Selected extract
The N-E-W Tech™ system uses biochar, a charcoal-like activated carbon, to expand the capabilities of the environmental chemist’s past discoveries. It promises to remove organic and mineral contaminants in wastewater with high efficiency and generate energy while using the minerals it strips from water to produce fertilizer.

Möller’s discovery of a novel water treatment process more than a decade ago generated six patents that underpin efficient and cost-effective systems to remove phosphorus and other contaminants from wastewater.

Hayden, Idaho-based Blue Water Technologies licensed Moller’s patents from the Idaho Research Foundation and has developed water treatment systems in use or being installed in the U.S., in South Korea and England.

“With N-E-W Tech™ we questioned the status quo and found that small ideas can translate to big solutions with creativity and hard work,” Möller said. “The grand challenges of humankind can often be met by solutions found in nature. We listened to nature and birthed a discovery.”

The IGEM project will rely on UI soil science professor Daniel Strawn, who co-invented a process using biochar to capture phosphorus and other contaminants stripped from wastewater. That process is patent-pending.

Blue Water Technologies will serve as the UI scientists’ industry partner in developing the equipment to apply the discovery to practical wastewater treatment systems.

Source material
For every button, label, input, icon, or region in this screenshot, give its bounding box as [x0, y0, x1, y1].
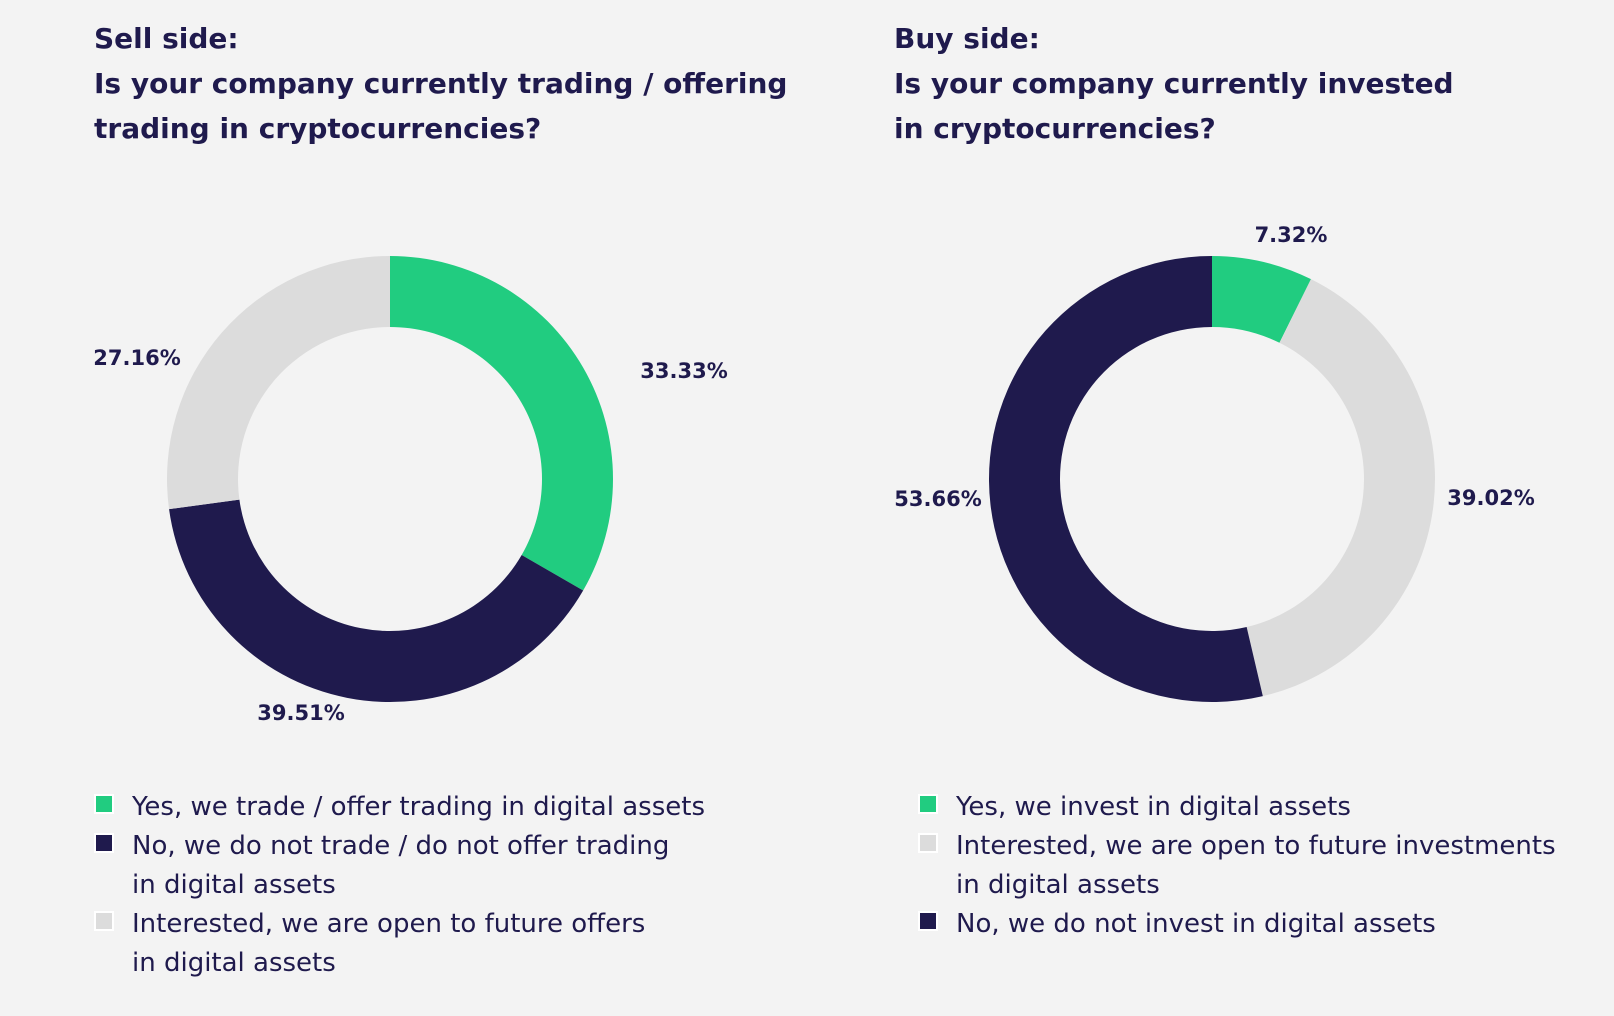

Challenges
1) According to the water treatment text, how many patents did Möller's discovery generate?
2) Print the water treatment text from "The N-E-W Tech™" up to and including "Korea and England.".
The material isn't needed for anything here.

Set of answers
1) Six patents.

2)
The N-E-W Tech™ system uses biochar, a charcoal-like activated carbon, to expand the capabilities of the environmental chemist’s past discoveries. It promises to remove organic and mineral contaminants in wastewater with high efficiency and generate energy while using the minerals it strips from water to produce fertilizer.

Möller’s discovery of a novel water treatment process more than a decade ago generated six patents that underpin efficient and cost-effective systems to remove phosphorus and other contaminants from wastewater.

Hayden, Idaho-based Blue Water Technologies licensed Moller’s patents from the Idaho Research Foundation and has developed water treatment systems in use or being installed in the U.S., in South Korea and England.